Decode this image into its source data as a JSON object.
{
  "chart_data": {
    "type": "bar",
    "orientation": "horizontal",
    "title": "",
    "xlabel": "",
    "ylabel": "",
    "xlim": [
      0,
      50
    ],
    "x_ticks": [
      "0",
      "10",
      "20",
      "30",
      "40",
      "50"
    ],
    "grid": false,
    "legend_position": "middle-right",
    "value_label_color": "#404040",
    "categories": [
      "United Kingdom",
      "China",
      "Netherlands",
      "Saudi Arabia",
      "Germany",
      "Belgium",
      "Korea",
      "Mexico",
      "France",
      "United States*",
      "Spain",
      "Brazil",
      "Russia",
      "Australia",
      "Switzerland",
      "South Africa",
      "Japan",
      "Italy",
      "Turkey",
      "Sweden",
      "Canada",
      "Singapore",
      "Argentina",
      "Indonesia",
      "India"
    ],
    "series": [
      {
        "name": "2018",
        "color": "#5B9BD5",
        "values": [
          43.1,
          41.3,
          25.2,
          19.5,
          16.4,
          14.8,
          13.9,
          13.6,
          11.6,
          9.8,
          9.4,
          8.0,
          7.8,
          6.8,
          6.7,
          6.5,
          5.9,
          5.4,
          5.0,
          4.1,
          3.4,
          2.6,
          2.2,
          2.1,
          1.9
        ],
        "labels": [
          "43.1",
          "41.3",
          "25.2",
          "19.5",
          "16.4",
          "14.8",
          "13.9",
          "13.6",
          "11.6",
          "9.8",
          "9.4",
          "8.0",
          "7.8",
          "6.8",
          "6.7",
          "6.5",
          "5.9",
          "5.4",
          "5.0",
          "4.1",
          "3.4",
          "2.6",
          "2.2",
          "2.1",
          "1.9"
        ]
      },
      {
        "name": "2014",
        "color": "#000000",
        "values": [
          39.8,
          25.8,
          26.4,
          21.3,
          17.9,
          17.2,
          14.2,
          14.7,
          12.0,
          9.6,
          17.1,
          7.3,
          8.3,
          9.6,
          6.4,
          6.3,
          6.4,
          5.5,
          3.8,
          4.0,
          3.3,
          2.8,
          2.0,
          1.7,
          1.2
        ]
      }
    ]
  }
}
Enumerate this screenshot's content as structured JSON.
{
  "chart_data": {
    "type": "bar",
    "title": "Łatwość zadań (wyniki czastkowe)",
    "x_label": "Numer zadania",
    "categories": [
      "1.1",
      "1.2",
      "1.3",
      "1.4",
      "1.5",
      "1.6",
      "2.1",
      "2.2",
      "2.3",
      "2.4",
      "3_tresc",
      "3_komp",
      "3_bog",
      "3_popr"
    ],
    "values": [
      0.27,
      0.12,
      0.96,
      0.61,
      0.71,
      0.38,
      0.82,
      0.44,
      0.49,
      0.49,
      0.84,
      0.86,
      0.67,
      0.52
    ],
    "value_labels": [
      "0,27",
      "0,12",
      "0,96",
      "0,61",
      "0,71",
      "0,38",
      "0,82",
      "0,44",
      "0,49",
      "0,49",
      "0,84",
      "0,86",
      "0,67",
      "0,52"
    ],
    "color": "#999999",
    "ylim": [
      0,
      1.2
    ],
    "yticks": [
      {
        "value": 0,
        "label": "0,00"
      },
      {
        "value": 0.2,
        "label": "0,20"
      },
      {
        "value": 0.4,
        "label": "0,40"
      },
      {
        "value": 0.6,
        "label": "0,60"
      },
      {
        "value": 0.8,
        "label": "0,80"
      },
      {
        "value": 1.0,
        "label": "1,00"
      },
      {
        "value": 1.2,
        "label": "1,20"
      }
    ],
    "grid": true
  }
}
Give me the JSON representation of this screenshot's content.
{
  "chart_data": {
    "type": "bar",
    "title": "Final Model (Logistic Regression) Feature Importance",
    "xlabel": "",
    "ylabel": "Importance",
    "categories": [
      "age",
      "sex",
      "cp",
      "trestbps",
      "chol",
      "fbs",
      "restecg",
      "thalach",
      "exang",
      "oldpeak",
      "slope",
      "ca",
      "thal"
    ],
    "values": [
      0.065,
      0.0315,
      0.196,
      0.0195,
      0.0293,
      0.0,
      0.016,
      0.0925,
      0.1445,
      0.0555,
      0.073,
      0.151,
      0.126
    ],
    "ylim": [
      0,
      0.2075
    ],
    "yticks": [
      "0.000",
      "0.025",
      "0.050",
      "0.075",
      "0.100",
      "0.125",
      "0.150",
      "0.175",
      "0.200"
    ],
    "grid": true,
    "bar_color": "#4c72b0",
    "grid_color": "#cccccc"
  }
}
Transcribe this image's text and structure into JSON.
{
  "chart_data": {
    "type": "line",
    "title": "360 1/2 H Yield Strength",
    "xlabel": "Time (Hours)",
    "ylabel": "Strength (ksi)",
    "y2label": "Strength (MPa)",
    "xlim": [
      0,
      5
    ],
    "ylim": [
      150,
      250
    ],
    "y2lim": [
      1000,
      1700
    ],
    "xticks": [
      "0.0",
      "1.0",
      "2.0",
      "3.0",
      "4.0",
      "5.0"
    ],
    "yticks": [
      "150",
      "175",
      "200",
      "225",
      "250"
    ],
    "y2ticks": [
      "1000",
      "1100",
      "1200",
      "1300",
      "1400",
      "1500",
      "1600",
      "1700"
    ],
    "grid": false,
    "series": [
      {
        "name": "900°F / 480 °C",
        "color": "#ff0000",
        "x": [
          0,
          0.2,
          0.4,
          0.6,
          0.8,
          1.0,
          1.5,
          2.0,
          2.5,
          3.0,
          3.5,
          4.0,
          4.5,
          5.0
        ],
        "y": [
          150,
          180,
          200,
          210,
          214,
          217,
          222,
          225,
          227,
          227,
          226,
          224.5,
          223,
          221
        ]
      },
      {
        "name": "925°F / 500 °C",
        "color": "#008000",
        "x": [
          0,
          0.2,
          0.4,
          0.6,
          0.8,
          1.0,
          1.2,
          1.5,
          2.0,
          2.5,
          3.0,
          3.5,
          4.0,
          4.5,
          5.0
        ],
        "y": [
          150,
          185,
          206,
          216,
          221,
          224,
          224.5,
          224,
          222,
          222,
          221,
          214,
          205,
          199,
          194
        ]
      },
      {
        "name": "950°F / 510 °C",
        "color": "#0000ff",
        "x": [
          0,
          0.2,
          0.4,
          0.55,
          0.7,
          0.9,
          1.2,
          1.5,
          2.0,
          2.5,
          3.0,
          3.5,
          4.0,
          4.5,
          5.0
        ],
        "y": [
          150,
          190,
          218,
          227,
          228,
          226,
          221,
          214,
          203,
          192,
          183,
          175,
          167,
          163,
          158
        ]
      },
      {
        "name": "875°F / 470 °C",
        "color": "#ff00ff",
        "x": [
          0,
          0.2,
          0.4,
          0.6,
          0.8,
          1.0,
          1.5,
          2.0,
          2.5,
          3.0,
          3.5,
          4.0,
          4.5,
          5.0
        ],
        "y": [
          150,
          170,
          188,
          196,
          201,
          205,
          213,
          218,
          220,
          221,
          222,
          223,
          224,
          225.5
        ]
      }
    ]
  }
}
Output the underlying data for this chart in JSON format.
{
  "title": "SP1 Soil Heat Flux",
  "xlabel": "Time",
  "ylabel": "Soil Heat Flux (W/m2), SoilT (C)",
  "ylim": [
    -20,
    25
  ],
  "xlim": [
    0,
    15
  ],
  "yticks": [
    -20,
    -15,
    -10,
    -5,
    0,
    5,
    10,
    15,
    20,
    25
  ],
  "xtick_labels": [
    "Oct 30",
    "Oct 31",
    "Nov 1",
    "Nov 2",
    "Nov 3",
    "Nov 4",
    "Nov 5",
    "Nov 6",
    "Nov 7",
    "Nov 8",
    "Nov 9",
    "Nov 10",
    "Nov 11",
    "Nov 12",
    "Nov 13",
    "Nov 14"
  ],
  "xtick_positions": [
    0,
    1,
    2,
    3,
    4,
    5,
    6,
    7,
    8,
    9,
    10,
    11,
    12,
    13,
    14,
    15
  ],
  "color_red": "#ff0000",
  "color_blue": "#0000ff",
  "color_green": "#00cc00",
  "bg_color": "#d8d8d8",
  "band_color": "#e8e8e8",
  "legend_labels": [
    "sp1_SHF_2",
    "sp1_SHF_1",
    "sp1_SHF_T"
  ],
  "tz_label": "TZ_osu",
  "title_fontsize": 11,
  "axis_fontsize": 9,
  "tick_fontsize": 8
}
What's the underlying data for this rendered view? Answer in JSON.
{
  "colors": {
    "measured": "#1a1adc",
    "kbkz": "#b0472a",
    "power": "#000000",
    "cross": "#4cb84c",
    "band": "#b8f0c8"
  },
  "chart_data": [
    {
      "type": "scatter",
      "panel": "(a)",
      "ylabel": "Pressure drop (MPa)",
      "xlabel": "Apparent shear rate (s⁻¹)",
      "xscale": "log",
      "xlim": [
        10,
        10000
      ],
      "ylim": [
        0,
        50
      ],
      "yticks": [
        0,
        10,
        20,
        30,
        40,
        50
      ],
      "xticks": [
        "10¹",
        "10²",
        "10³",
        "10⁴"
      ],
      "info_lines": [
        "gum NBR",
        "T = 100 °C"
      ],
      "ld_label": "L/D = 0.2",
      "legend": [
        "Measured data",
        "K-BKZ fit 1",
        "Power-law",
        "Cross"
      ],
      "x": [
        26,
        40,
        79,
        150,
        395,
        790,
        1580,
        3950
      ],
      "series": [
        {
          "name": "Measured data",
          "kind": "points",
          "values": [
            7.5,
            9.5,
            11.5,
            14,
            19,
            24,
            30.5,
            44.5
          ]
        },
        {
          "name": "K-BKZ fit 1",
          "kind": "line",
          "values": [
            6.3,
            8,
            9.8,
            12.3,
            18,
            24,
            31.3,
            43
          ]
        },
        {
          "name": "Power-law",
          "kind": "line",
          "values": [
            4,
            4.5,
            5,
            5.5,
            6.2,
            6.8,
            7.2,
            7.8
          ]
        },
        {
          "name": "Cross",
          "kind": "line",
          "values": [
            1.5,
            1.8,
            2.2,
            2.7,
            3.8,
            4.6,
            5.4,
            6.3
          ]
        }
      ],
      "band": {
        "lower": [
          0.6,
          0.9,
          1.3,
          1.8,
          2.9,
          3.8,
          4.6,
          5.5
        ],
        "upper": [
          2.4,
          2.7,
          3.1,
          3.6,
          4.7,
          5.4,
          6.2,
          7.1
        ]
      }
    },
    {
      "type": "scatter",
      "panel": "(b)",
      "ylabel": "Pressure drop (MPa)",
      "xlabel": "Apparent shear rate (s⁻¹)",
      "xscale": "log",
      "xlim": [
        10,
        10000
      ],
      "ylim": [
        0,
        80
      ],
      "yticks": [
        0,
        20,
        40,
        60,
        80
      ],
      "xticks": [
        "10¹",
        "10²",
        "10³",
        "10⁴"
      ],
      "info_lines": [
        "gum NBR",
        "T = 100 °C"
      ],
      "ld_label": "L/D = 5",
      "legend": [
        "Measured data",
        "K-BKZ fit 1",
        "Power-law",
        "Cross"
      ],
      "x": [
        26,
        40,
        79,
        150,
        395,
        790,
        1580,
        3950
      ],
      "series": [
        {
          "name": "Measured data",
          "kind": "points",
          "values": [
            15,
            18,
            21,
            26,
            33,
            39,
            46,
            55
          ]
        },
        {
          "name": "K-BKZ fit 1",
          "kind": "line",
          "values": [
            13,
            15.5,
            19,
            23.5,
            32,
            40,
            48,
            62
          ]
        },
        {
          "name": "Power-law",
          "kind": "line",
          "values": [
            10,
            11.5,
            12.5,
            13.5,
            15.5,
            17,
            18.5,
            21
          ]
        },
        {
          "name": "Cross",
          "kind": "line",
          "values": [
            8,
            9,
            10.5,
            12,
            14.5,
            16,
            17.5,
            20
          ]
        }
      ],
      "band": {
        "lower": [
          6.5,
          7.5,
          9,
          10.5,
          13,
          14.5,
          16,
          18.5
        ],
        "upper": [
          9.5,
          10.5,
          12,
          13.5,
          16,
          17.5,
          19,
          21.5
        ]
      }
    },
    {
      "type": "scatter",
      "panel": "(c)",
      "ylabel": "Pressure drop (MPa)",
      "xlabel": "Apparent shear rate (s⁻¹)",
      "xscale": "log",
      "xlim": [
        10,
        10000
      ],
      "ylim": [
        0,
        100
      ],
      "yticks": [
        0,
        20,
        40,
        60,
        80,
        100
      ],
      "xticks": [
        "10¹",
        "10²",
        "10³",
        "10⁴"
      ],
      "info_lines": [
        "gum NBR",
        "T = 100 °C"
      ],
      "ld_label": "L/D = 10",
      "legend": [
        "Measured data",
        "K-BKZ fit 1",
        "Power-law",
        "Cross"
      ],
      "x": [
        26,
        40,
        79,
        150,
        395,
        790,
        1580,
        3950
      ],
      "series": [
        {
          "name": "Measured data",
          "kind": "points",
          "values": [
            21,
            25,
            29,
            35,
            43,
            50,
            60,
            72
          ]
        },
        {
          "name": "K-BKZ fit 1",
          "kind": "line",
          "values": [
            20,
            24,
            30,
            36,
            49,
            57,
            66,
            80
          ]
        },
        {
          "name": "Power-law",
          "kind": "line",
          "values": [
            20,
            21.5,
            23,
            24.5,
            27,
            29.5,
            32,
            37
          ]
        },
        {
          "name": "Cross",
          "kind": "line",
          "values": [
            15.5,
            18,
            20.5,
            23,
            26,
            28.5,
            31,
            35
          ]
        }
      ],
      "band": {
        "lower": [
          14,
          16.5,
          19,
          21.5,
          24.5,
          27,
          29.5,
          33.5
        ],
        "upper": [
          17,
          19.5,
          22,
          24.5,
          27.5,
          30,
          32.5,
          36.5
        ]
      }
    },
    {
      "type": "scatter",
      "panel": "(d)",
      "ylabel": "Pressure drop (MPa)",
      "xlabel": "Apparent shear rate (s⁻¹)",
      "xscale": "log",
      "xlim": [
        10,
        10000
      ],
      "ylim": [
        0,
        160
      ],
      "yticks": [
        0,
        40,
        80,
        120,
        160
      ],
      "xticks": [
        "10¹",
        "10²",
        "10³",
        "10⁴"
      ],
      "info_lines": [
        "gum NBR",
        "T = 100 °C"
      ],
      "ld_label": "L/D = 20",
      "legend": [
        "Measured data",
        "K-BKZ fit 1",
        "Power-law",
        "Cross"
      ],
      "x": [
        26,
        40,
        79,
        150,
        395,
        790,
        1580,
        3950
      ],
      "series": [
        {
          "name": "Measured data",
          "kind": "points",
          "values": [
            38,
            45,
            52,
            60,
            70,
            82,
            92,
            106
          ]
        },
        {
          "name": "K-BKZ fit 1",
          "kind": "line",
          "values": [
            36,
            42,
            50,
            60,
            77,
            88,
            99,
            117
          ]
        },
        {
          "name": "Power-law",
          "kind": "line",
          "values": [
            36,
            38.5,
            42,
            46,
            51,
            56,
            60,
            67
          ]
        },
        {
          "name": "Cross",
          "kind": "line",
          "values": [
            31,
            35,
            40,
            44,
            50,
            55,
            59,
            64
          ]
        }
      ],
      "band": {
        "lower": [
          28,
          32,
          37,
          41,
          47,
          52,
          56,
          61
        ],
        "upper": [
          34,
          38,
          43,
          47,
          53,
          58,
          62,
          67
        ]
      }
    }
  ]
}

________________________________________

- _Requirements_: Copy all lines in the listing above where the string "Flux" appears.

- _Answer below_:
  "title": "SP1 Soil Heat Flux",
  "ylabel": "Soil Heat Flux (W/m2), SoilT (C)",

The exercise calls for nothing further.